* [WORK TO DO] Locate the word "online" in the entries below, then gather every line that holds it.

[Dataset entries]
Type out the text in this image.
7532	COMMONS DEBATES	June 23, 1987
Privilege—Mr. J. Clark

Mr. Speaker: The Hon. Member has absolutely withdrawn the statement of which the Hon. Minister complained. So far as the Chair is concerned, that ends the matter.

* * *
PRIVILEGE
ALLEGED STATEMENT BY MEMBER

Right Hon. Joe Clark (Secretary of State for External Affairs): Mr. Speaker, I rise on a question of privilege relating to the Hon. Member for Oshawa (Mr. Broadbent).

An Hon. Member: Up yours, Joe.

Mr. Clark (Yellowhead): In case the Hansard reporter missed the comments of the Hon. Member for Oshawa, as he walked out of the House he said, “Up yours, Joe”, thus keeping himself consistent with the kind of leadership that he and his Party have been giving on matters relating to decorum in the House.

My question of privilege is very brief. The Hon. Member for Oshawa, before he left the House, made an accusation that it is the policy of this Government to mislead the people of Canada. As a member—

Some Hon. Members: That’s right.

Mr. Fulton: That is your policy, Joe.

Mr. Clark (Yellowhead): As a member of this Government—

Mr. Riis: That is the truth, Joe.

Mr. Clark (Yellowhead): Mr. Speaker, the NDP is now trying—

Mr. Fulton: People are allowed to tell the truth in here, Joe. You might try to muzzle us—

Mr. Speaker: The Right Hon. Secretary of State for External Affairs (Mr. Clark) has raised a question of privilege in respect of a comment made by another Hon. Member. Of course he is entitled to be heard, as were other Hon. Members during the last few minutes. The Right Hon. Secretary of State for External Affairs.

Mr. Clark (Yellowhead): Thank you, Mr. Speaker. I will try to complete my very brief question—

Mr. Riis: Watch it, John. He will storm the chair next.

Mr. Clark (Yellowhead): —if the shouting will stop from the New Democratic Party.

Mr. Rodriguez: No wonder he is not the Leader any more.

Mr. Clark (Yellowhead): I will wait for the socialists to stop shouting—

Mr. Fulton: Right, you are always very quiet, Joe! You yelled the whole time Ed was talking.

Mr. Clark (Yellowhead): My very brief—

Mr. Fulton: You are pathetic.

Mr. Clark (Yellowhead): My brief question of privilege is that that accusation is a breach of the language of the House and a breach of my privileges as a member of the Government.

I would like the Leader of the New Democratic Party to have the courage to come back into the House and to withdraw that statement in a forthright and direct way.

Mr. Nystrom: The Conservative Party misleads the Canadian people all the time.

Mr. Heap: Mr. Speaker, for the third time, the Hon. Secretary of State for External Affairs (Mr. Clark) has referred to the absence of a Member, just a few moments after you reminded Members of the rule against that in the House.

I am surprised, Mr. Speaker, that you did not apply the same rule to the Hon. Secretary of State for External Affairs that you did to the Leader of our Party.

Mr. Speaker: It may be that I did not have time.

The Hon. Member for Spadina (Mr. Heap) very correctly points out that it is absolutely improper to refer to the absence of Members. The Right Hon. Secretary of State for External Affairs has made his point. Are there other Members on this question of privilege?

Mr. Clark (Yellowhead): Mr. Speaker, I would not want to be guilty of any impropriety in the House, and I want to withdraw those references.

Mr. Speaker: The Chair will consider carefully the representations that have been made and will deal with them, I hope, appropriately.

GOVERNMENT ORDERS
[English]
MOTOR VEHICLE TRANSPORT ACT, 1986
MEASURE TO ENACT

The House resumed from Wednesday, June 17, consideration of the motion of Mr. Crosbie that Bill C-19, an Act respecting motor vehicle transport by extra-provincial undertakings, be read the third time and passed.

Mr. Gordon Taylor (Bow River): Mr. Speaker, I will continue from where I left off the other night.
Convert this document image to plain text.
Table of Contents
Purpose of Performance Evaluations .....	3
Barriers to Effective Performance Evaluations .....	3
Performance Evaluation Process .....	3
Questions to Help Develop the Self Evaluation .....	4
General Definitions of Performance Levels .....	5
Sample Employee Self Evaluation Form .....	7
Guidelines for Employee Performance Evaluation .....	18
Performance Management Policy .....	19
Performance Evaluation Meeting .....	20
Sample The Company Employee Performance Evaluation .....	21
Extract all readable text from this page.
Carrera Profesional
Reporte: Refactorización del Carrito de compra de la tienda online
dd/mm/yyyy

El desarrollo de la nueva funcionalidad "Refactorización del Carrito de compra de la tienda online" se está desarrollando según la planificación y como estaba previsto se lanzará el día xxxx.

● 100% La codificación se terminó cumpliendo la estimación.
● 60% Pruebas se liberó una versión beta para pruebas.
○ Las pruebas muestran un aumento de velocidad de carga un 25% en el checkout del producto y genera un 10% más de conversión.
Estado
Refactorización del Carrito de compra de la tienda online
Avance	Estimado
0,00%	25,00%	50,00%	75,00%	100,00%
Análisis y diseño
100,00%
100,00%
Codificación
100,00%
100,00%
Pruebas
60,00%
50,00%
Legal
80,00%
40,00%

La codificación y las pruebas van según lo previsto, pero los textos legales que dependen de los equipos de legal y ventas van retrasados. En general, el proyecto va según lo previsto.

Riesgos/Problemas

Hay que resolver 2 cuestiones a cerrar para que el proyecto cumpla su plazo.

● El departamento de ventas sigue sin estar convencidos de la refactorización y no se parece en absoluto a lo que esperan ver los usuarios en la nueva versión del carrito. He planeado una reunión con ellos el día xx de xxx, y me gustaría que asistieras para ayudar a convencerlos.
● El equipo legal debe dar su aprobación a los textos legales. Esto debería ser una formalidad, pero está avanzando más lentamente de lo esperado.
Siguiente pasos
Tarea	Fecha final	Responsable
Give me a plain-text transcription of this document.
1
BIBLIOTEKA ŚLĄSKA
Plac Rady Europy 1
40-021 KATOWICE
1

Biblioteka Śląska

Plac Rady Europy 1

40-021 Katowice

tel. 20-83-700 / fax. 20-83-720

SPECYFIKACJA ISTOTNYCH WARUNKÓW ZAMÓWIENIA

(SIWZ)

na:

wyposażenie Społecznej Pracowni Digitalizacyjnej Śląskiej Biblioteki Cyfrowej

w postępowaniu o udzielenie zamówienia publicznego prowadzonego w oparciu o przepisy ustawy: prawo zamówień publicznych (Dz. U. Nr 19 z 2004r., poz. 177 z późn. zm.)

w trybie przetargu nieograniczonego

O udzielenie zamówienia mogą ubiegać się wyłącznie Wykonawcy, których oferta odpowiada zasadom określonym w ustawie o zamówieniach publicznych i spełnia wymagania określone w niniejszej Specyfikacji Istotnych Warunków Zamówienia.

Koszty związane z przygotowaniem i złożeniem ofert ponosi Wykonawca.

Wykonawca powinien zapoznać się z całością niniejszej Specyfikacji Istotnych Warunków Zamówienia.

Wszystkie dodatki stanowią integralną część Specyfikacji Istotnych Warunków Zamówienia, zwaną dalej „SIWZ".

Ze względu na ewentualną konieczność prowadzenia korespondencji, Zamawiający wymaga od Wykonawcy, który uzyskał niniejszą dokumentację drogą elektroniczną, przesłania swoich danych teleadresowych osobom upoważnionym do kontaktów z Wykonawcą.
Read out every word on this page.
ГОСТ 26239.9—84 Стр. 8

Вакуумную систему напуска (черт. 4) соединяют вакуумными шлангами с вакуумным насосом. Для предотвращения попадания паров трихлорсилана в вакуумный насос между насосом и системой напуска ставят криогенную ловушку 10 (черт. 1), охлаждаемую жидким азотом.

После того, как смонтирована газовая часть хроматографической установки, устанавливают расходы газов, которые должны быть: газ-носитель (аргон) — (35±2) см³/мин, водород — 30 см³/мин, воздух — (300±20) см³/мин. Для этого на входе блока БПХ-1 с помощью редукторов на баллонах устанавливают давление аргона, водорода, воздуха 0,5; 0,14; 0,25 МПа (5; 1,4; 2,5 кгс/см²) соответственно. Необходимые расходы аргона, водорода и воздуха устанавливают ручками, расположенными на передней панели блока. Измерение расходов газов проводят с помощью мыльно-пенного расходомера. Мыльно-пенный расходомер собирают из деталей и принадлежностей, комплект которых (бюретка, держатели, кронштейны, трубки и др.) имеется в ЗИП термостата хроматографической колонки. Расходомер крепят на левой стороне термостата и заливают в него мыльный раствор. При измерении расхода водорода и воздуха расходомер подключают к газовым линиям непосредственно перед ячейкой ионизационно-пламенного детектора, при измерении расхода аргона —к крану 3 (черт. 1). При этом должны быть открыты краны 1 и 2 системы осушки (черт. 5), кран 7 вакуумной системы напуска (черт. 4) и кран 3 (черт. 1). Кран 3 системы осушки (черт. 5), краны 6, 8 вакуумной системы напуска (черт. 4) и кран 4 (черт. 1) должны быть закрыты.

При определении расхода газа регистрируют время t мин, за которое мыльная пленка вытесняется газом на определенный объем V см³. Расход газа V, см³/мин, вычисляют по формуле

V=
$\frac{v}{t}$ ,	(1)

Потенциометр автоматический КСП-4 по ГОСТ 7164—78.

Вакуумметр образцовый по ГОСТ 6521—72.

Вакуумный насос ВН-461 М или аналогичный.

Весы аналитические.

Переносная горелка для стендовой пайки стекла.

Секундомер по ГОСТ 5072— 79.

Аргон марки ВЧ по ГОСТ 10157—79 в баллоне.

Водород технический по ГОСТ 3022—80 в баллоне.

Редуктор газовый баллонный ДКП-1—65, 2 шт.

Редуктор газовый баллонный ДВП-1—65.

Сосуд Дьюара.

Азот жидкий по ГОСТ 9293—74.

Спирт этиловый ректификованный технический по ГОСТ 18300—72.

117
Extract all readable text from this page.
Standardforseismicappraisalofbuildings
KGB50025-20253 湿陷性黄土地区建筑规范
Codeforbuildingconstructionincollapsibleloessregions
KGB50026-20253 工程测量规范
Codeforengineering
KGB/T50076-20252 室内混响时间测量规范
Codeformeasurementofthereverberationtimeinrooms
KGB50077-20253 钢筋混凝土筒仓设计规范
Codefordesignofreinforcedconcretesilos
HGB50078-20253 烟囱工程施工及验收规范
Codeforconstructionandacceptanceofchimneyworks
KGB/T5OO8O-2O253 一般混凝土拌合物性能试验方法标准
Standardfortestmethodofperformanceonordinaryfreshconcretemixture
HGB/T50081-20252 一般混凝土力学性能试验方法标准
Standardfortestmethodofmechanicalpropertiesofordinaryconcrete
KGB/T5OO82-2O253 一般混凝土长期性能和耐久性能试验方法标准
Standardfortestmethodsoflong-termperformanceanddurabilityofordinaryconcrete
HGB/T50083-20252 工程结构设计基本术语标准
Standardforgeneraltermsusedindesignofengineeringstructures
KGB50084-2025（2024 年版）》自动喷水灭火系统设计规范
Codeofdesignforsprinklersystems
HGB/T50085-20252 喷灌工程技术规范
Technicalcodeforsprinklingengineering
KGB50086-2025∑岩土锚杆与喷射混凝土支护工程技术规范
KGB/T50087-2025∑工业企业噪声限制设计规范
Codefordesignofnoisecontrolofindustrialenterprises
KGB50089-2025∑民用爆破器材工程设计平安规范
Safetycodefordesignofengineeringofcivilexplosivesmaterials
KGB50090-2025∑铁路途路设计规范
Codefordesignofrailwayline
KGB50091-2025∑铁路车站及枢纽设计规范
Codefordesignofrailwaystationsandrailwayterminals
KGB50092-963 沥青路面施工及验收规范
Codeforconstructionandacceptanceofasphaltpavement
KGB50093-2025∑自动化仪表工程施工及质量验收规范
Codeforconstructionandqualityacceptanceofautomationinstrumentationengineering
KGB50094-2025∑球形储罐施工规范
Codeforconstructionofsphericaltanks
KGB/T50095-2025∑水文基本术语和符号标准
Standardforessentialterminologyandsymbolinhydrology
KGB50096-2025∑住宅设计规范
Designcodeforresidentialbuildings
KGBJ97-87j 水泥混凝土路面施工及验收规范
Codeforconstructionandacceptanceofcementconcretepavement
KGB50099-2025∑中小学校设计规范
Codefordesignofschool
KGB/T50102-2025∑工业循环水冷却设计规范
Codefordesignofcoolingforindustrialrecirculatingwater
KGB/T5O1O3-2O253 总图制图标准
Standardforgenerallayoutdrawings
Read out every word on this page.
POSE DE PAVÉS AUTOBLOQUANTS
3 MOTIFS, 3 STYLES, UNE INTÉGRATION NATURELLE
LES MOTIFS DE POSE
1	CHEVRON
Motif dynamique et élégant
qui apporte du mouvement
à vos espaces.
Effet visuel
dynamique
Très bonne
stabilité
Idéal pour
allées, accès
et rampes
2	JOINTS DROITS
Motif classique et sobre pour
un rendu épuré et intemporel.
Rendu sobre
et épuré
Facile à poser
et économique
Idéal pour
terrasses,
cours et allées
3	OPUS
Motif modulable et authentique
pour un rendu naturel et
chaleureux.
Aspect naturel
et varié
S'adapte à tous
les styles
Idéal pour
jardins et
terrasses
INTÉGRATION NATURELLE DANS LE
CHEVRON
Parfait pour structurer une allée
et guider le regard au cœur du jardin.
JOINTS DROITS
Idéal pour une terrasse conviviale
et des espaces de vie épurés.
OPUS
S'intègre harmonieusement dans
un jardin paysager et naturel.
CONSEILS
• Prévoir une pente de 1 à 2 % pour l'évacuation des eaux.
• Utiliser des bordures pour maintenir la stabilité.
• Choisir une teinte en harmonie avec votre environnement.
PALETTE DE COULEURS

* [FINISHED TASK]
Reporte: Refactorización del Carrito de compra de la tienda online
El desarrollo de la nueva funcionalidad "Refactorización del Carrito de compra de la tienda online" se está desarrollando según la planificación y como estaba previsto se lanzará el día xxxx.
Refactorización del Carrito de compra de la tienda online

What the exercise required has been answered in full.